SET PROBLEM | Set out each line from the following listing that includes the word "before".

Dataset items:
-------------------------

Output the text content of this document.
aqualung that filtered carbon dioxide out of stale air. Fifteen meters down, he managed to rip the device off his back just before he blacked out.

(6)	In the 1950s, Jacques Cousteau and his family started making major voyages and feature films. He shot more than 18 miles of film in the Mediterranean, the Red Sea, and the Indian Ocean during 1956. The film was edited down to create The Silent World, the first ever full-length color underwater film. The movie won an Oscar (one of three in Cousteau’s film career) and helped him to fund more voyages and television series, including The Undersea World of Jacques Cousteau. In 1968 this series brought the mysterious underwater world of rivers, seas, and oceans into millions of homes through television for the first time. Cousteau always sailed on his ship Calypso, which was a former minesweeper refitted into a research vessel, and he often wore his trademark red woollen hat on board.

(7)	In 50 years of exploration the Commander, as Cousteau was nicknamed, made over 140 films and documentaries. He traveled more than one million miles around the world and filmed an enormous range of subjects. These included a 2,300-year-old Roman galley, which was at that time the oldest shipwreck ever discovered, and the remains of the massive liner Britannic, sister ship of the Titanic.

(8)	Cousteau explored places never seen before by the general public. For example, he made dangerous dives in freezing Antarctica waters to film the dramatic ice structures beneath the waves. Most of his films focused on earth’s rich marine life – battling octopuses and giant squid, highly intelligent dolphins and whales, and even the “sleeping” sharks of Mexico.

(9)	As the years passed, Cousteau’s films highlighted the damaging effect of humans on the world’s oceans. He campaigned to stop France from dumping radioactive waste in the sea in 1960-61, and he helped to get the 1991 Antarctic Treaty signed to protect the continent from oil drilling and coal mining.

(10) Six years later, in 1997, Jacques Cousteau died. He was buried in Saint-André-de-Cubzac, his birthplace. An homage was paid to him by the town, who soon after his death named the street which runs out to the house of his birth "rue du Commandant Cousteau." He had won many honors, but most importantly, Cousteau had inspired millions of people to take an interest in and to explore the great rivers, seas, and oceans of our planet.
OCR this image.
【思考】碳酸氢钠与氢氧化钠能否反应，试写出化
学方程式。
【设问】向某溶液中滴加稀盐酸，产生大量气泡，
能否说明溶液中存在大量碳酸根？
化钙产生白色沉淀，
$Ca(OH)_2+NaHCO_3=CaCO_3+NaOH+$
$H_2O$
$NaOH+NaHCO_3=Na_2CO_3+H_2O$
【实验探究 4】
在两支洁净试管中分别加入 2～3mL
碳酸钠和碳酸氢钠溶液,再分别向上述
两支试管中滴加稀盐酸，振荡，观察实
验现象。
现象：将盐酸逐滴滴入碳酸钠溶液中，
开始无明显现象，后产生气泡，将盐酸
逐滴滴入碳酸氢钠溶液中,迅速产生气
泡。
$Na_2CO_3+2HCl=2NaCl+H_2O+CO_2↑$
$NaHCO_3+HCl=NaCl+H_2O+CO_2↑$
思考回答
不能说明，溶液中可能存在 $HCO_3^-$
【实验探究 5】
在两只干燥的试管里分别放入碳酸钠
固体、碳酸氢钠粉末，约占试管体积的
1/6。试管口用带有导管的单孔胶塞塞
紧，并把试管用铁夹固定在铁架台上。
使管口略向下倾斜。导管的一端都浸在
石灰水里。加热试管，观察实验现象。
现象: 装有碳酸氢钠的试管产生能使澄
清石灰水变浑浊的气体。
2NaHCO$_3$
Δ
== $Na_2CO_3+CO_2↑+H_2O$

-------------------------

FULL SOLUTION |
aqualung that filtered carbon dioxide out of stale air. Fifteen meters down, he managed to rip the device off his back just before he blacked out.
(8)	Cousteau explored places never seen before by the general public. For example, he made dangerous dives in freezing Antarctica waters to film the dramatic ice structures beneath the waves. Most of his films focused on earth’s rich marine life – battling octopuses and giant squid, highly intelligent dolphins and whales, and even the “sleeping” sharks of Mexico.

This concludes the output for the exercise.